** START **

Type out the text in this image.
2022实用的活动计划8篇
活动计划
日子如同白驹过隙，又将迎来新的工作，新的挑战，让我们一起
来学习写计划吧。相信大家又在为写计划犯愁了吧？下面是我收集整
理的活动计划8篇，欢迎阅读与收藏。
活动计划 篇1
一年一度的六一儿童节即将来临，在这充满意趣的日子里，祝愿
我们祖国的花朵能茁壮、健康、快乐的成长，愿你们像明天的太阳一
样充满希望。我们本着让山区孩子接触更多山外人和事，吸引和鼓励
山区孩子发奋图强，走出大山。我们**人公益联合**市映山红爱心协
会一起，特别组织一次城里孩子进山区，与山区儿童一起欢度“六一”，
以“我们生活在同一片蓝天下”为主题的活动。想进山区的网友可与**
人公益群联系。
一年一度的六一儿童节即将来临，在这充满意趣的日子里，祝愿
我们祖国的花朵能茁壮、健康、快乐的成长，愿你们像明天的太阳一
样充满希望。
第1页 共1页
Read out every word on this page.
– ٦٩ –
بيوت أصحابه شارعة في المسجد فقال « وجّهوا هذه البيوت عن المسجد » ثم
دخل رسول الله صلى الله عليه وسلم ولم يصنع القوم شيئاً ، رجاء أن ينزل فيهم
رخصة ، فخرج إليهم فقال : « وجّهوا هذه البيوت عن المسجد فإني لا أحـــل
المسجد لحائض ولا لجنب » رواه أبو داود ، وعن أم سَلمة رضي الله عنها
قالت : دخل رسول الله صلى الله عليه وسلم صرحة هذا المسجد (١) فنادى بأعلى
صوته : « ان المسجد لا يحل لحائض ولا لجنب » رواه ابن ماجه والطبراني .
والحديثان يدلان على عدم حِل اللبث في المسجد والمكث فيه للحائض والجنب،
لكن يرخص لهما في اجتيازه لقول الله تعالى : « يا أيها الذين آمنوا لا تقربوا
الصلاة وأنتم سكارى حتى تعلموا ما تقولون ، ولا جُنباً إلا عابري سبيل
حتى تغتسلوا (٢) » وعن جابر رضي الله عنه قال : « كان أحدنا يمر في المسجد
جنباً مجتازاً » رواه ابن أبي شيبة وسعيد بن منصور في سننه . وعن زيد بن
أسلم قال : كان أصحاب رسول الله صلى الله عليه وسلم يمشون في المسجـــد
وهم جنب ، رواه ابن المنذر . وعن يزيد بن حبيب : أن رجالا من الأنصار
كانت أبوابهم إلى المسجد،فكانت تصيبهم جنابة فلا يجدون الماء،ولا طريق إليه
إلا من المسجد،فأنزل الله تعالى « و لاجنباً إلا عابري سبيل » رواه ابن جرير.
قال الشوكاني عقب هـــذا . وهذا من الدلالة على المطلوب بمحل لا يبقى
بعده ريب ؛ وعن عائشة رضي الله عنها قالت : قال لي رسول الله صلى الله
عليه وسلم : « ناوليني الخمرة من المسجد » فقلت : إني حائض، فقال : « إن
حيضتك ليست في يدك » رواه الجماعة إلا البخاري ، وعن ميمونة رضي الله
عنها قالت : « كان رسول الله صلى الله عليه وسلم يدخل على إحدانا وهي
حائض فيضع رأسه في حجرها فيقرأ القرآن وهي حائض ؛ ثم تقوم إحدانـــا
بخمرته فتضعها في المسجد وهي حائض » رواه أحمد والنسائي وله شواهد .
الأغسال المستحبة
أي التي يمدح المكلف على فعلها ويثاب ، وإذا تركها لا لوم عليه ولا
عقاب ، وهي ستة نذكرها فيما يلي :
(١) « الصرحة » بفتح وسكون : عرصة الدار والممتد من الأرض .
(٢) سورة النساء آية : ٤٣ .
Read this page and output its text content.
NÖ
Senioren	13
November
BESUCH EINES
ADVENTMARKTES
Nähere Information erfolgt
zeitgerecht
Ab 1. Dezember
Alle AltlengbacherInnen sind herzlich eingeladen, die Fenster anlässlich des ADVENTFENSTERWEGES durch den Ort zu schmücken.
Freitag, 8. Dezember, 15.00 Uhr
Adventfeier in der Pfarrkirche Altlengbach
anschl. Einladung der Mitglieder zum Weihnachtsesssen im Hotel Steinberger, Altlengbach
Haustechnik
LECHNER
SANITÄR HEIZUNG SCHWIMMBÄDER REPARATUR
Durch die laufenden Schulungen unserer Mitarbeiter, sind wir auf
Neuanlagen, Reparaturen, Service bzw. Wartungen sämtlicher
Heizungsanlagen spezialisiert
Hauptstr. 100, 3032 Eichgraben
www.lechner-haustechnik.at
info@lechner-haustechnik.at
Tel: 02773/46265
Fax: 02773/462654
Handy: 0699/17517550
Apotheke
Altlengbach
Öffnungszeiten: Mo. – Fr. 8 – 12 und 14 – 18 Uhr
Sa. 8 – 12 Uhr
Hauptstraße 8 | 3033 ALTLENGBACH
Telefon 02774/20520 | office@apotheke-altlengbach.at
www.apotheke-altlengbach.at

** END **

» Problem requirements: In the listing, find every line containing the word "سبيل" and list it.

» Reply:
الصلاة وأنتم سكارى حتى تعلموا ما تقولون ، ولا جُنباً إلا عابري سبيل
إلا من المسجد،فأنزل الله تعالى « و لاجنباً إلا عابري سبيل » رواه ابن جرير.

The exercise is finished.